== Material shown ==

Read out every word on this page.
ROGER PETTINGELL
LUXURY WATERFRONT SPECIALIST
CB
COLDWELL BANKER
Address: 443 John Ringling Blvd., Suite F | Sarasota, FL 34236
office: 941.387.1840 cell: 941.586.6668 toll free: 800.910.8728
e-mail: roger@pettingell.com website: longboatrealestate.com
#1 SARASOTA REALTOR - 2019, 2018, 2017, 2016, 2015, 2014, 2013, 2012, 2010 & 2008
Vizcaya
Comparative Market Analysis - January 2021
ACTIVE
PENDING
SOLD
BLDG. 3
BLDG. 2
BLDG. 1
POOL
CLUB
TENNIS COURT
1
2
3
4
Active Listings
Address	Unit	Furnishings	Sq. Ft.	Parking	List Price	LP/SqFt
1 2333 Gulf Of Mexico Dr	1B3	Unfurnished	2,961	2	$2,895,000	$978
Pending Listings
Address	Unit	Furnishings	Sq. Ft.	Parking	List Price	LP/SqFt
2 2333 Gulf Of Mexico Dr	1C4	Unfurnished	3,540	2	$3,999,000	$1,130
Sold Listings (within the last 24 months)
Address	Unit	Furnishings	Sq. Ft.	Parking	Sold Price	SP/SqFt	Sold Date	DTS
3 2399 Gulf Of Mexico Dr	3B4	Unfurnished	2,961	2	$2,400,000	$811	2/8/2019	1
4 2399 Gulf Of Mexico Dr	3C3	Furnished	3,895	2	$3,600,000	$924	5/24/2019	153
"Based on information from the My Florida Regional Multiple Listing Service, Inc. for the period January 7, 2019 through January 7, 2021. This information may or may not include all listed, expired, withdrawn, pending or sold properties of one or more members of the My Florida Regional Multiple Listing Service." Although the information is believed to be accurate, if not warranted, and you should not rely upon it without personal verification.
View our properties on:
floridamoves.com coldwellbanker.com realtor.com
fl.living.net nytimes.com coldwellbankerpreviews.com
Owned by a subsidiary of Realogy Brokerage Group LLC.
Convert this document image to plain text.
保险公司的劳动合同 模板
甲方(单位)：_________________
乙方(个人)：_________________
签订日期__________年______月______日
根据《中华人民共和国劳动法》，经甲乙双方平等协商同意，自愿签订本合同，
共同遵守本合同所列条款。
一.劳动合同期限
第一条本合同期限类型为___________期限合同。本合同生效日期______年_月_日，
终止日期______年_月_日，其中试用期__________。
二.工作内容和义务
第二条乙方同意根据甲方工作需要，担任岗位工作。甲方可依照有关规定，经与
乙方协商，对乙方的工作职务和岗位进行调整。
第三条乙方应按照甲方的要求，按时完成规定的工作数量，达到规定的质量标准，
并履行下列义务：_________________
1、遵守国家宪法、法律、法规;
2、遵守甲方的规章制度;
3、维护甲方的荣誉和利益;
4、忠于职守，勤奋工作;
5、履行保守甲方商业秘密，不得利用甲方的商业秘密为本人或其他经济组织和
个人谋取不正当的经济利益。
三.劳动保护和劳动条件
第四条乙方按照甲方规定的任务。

===

Your task: Everything from the line containing "Convert this document image to plain text." to the end of the records must be written out exactly; include both of those lines and no others.

Result of the exercise:
Convert this document image to plain text.
保险公司的劳动合同 模板
甲方(单位)：_________________
乙方(个人)：_________________
签订日期__________年______月______日
根据《中华人民共和国劳动法》，经甲乙双方平等协商同意，自愿签订本合同，
共同遵守本合同所列条款。
一.劳动合同期限
第一条本合同期限类型为___________期限合同。本合同生效日期______年_月_日，
终止日期______年_月_日，其中试用期__________。
二.工作内容和义务
第二条乙方同意根据甲方工作需要，担任岗位工作。甲方可依照有关规定，经与
乙方协商，对乙方的工作职务和岗位进行调整。
第三条乙方应按照甲方的要求，按时完成规定的工作数量，达到规定的质量标准，
并履行下列义务：_________________
1、遵守国家宪法、法律、法规;
2、遵守甲方的规章制度;
3、维护甲方的荣誉和利益;
4、忠于职守，勤奋工作;
5、履行保守甲方商业秘密，不得利用甲方的商业秘密为本人或其他经济组织和
个人谋取不正当的经济利益。
三.劳动保护和劳动条件
第四条乙方按照甲方规定的任务。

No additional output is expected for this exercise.